(Data listing)

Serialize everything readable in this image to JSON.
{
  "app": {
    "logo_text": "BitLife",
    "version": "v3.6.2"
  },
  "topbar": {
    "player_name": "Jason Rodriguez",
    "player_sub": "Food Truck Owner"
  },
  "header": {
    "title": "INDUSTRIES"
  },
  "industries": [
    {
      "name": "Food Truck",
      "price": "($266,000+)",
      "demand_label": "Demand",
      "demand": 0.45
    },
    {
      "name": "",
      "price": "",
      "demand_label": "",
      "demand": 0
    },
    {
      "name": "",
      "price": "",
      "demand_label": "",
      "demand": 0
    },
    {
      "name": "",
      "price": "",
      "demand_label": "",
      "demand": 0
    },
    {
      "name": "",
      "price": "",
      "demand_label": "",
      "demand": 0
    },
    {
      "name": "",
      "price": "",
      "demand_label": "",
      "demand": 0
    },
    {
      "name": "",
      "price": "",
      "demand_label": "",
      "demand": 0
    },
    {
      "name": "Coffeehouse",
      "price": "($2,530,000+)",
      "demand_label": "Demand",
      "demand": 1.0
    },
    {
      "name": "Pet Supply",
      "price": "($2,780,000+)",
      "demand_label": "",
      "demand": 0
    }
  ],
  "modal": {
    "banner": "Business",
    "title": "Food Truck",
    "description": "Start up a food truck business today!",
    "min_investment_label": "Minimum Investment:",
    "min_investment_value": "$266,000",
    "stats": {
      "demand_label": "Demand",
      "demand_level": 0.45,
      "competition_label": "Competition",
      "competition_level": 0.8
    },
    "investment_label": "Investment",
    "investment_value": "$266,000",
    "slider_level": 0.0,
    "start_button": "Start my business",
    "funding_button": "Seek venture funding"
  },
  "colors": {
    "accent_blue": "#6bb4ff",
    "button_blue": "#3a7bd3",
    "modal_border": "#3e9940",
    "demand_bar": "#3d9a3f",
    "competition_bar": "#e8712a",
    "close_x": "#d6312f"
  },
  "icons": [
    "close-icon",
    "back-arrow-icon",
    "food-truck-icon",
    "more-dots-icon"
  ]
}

◆ **WHAT THE TASK ASKS**
Every line of the data above should be reproduced word for word.

◆ **RESPONSE FOR THIS EXERCISE**
Serialize everything readable in this image to JSON.
{
  "app": {
    "logo_text": "BitLife",
    "version": "v3.6.2"
  },
  "topbar": {
    "player_name": "Jason Rodriguez",
    "player_sub": "Food Truck Owner"
  },
  "header": {
    "title": "INDUSTRIES"
  },
  "industries": [
    {
      "name": "Food Truck",
      "price": "($266,000+)",
      "demand_label": "Demand",
      "demand": 0.45
    },
    {
      "name": "",
      "price": "",
      "demand_label": "",
      "demand": 0
    },
    {
      "name": "",
      "price": "",
      "demand_label": "",
      "demand": 0
    },
    {
      "name": "",
      "price": "",
      "demand_label": "",
      "demand": 0
    },
    {
      "name": "",
      "price": "",
      "demand_label": "",
      "demand": 0
    },
    {
      "name": "",
      "price": "",
      "demand_label": "",
      "demand": 0
    },
    {
      "name": "",
      "price": "",
      "demand_label": "",
      "demand": 0
    },
    {
      "name": "Coffeehouse",
      "price": "($2,530,000+)",
      "demand_label": "Demand",
      "demand": 1.0
    },
    {
      "name": "Pet Supply",
      "price": "($2,780,000+)",
      "demand_label": "",
      "demand": 0
    }
  ],
  "modal": {
    "banner": "Business",
    "title": "Food Truck",
    "description": "Start up a food truck business today!",
    "min_investment_label": "Minimum Investment:",
    "min_investment_value": "$266,000",
    "stats": {
      "demand_label": "Demand",
      "demand_level": 0.45,
      "competition_label": "Competition",
      "competition_level": 0.8
    },
    "investment_label": "Investment",
    "investment_value": "$266,000",
    "slider_level": 0.0,
    "start_button": "Start my business",
    "funding_button": "Seek venture funding"
  },
  "colors": {
    "accent_blue": "#6bb4ff",
    "button_blue": "#3a7bd3",
    "modal_border": "#3e9940",
    "demand_bar": "#3d9a3f",
    "competition_bar": "#e8712a",
    "close_x": "#d6312f"
  },
  "icons": [
    "close-icon",
    "back-arrow-icon",
    "food-truck-icon",
    "more-dots-icon"
  ]
}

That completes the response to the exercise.